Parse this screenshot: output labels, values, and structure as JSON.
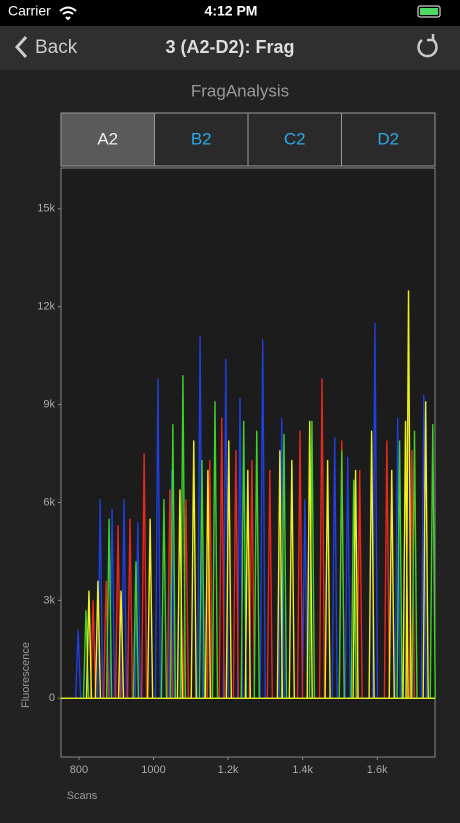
{
  "status_bar": {
    "carrier": "Carrier",
    "time": "4:12 PM"
  },
  "nav": {
    "back": "Back",
    "title": "3 (A2-D2): Frag"
  },
  "header": "FragAnalysis",
  "tabs": [
    "A2",
    "B2",
    "C2",
    "D2"
  ],
  "chart_data": {
    "type": "line",
    "x_label": "Scans",
    "y_label": "Fluorescence",
    "xlim": [
      752,
      1755
    ],
    "ylim": [
      -1800,
      16250
    ],
    "xticks": [
      800,
      1000,
      {
        "value": 1200,
        "label": "1.2k"
      },
      {
        "value": 1400,
        "label": "1.4k"
      },
      {
        "value": 1600,
        "label": "1.6k"
      }
    ],
    "yticks": [
      0,
      {
        "value": 3000,
        "label": "3k"
      },
      {
        "value": 6000,
        "label": "6k"
      },
      {
        "value": 9000,
        "label": "9k"
      },
      {
        "value": 12000,
        "label": "12k"
      },
      {
        "value": 15000,
        "label": "15k"
      }
    ],
    "series": [
      {
        "color": "#1f3fe0",
        "x": [
          798,
          857,
          889,
          921,
          958,
          1012,
          1049,
          1125,
          1194,
          1232,
          1293,
          1344,
          1406,
          1486,
          1521,
          1594,
          1655,
          1725
        ],
        "values": [
          2100,
          6100,
          5800,
          6100,
          5400,
          9800,
          7000,
          11100,
          10400,
          9200,
          11000,
          8600,
          6100,
          8000,
          7400,
          11500,
          8600,
          9300
        ]
      },
      {
        "color": "#e8281e",
        "x": [
          838,
          873,
          905,
          937,
          975,
          1044,
          1087,
          1151,
          1183,
          1221,
          1264,
          1312,
          1393,
          1452,
          1505,
          1553,
          1626,
          1693
        ],
        "values": [
          3000,
          3600,
          5300,
          5500,
          7500,
          6400,
          6100,
          7300,
          8600,
          7600,
          7300,
          7000,
          8200,
          9800,
          7900,
          7000,
          7900,
          7600
        ]
      },
      {
        "color": "#3ed12a",
        "x": [
          819,
          881,
          953,
          1028,
          1052,
          1079,
          1130,
          1165,
          1242,
          1277,
          1350,
          1425,
          1505,
          1537,
          1660,
          1700,
          1749
        ],
        "values": [
          2700,
          5500,
          4200,
          6100,
          8400,
          9900,
          7300,
          9100,
          8500,
          8200,
          8100,
          8500,
          7600,
          6700,
          7900,
          8200,
          8400
        ]
      },
      {
        "color": "#f0f020",
        "x": [
          827,
          851,
          913,
          991,
          1071,
          1108,
          1146,
          1202,
          1253,
          1339,
          1371,
          1419,
          1467,
          1542,
          1585,
          1639,
          1676,
          1684,
          1730
        ],
        "values": [
          3300,
          3600,
          3300,
          5500,
          6400,
          7900,
          7000,
          7900,
          7000,
          7600,
          7300,
          8500,
          7300,
          7000,
          8200,
          7000,
          8500,
          12500,
          9100
        ]
      }
    ]
  }
}
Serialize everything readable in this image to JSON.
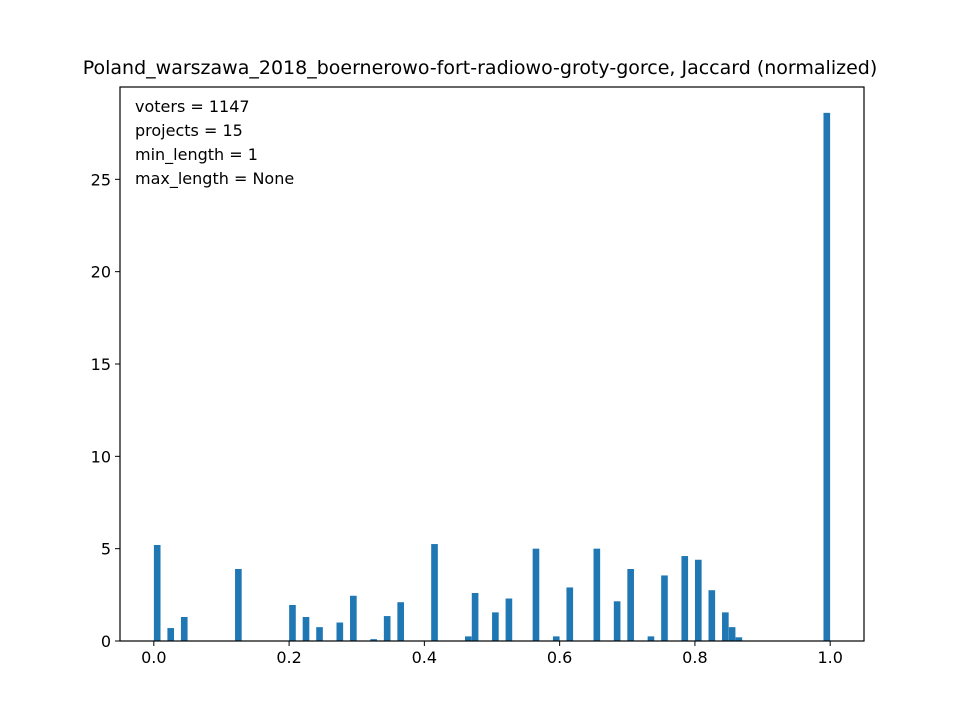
{
  "chart_data": {
    "type": "bar",
    "title": "Poland_warszawa_2018_boernerowo-fort-radiowo-groty-gorce, Jaccard (normalized)",
    "xlabel": "",
    "ylabel": "",
    "xlim": [
      -0.05,
      1.05
    ],
    "ylim": [
      0,
      30
    ],
    "x_ticks": [
      0.0,
      0.2,
      0.4,
      0.6,
      0.8,
      1.0
    ],
    "x_tick_labels": [
      "0.0",
      "0.2",
      "0.4",
      "0.6",
      "0.8",
      "1.0"
    ],
    "y_ticks": [
      0,
      5,
      10,
      15,
      20,
      25
    ],
    "y_tick_labels": [
      "0",
      "5",
      "10",
      "15",
      "20",
      "25"
    ],
    "bin_width": 0.01,
    "color": "#1f77b4",
    "grid": false,
    "annotations": [
      "voters = 1147",
      "projects = 15",
      "min_length = 1",
      "max_length = None"
    ],
    "bars": [
      {
        "x": 0.005,
        "y": 5.2
      },
      {
        "x": 0.025,
        "y": 0.7
      },
      {
        "x": 0.045,
        "y": 1.3
      },
      {
        "x": 0.125,
        "y": 3.9
      },
      {
        "x": 0.205,
        "y": 1.95
      },
      {
        "x": 0.225,
        "y": 1.3
      },
      {
        "x": 0.245,
        "y": 0.75
      },
      {
        "x": 0.275,
        "y": 1.0
      },
      {
        "x": 0.295,
        "y": 2.45
      },
      {
        "x": 0.325,
        "y": 0.1
      },
      {
        "x": 0.345,
        "y": 1.35
      },
      {
        "x": 0.365,
        "y": 2.1
      },
      {
        "x": 0.415,
        "y": 5.25
      },
      {
        "x": 0.465,
        "y": 0.25
      },
      {
        "x": 0.475,
        "y": 2.6
      },
      {
        "x": 0.505,
        "y": 1.55
      },
      {
        "x": 0.525,
        "y": 2.3
      },
      {
        "x": 0.565,
        "y": 5.0
      },
      {
        "x": 0.595,
        "y": 0.25
      },
      {
        "x": 0.615,
        "y": 2.9
      },
      {
        "x": 0.655,
        "y": 5.0
      },
      {
        "x": 0.685,
        "y": 2.15
      },
      {
        "x": 0.705,
        "y": 3.9
      },
      {
        "x": 0.735,
        "y": 0.25
      },
      {
        "x": 0.755,
        "y": 3.55
      },
      {
        "x": 0.785,
        "y": 4.6
      },
      {
        "x": 0.805,
        "y": 4.4
      },
      {
        "x": 0.825,
        "y": 2.75
      },
      {
        "x": 0.845,
        "y": 1.55
      },
      {
        "x": 0.855,
        "y": 0.75
      },
      {
        "x": 0.865,
        "y": 0.2
      },
      {
        "x": 0.995,
        "y": 28.6
      }
    ]
  }
}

__Instructions for the task__:
Collect the lines that hold "this".

__Solved problem__:
Parse this screenshot: output labels, values, and structure as JSON.
Serialize everything readable in this image to JSON.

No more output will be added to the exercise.